■ GOAL:
All of the data needs to be repeated exactly.

(Stored records)
---

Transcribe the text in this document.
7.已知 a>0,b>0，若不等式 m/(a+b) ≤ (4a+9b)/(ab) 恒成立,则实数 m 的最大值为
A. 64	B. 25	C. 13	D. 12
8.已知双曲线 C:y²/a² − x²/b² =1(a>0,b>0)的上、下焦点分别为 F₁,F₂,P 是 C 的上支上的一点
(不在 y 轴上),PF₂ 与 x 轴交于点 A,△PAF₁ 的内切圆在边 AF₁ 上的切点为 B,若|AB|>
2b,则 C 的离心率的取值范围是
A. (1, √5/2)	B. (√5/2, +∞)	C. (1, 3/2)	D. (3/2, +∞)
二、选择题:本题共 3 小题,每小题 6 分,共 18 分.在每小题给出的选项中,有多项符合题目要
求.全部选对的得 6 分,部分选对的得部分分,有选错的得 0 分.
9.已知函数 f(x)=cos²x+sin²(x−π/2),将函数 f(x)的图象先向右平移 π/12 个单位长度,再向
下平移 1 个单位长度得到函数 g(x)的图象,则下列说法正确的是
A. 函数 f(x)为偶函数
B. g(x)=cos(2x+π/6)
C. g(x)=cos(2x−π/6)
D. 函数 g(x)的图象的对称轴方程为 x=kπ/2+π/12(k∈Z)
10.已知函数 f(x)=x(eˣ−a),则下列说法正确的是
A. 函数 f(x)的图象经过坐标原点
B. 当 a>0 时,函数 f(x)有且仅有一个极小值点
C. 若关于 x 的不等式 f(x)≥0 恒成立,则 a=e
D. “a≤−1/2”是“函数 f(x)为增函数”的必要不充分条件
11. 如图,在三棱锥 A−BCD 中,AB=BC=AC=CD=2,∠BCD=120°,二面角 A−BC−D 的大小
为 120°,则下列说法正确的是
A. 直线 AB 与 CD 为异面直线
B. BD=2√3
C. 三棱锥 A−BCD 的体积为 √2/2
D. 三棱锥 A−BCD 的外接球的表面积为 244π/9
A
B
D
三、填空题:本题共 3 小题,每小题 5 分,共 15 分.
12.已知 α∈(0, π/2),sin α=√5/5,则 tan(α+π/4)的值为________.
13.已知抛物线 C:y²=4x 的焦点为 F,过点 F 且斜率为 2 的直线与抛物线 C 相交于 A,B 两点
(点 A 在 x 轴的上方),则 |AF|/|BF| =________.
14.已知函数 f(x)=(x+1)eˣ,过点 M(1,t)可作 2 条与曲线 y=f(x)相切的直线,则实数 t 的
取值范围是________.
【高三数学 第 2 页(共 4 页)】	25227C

---

■ REPLY:
Transcribe the text in this document.
7.已知 a>0,b>0，若不等式 m/(a+b) ≤ (4a+9b)/(ab) 恒成立,则实数 m 的最大值为
A. 64	B. 25	C. 13	D. 12
8.已知双曲线 C:y²/a² − x²/b² =1(a>0,b>0)的上、下焦点分别为 F₁,F₂,P 是 C 的上支上的一点
(不在 y 轴上),PF₂ 与 x 轴交于点 A,△PAF₁ 的内切圆在边 AF₁ 上的切点为 B,若|AB|>
2b,则 C 的离心率的取值范围是
A. (1, √5/2)	B. (√5/2, +∞)	C. (1, 3/2)	D. (3/2, +∞)
二、选择题:本题共 3 小题,每小题 6 分,共 18 分.在每小题给出的选项中,有多项符合题目要
求.全部选对的得 6 分,部分选对的得部分分,有选错的得 0 分.
9.已知函数 f(x)=cos²x+sin²(x−π/2),将函数 f(x)的图象先向右平移 π/12 个单位长度,再向
下平移 1 个单位长度得到函数 g(x)的图象,则下列说法正确的是
A. 函数 f(x)为偶函数
B. g(x)=cos(2x+π/6)
C. g(x)=cos(2x−π/6)
D. 函数 g(x)的图象的对称轴方程为 x=kπ/2+π/12(k∈Z)
10.已知函数 f(x)=x(eˣ−a),则下列说法正确的是
A. 函数 f(x)的图象经过坐标原点
B. 当 a>0 时,函数 f(x)有且仅有一个极小值点
C. 若关于 x 的不等式 f(x)≥0 恒成立,则 a=e
D. “a≤−1/2”是“函数 f(x)为增函数”的必要不充分条件
11. 如图,在三棱锥 A−BCD 中,AB=BC=AC=CD=2,∠BCD=120°,二面角 A−BC−D 的大小
为 120°,则下列说法正确的是
A. 直线 AB 与 CD 为异面直线
B. BD=2√3
C. 三棱锥 A−BCD 的体积为 √2/2
D. 三棱锥 A−BCD 的外接球的表面积为 244π/9
A
B
D
三、填空题:本题共 3 小题,每小题 5 分,共 15 分.
12.已知 α∈(0, π/2),sin α=√5/5,则 tan(α+π/4)的值为________.
13.已知抛物线 C:y²=4x 的焦点为 F,过点 F 且斜率为 2 的直线与抛物线 C 相交于 A,B 两点
(点 A 在 x 轴的上方),则 |AF|/|BF| =________.
14.已知函数 f(x)=(x+1)eˣ,过点 M(1,t)可作 2 条与曲线 y=f(x)相切的直线,则实数 t 的
取值范围是________.
【高三数学 第 2 页(共 4 页)】	25227C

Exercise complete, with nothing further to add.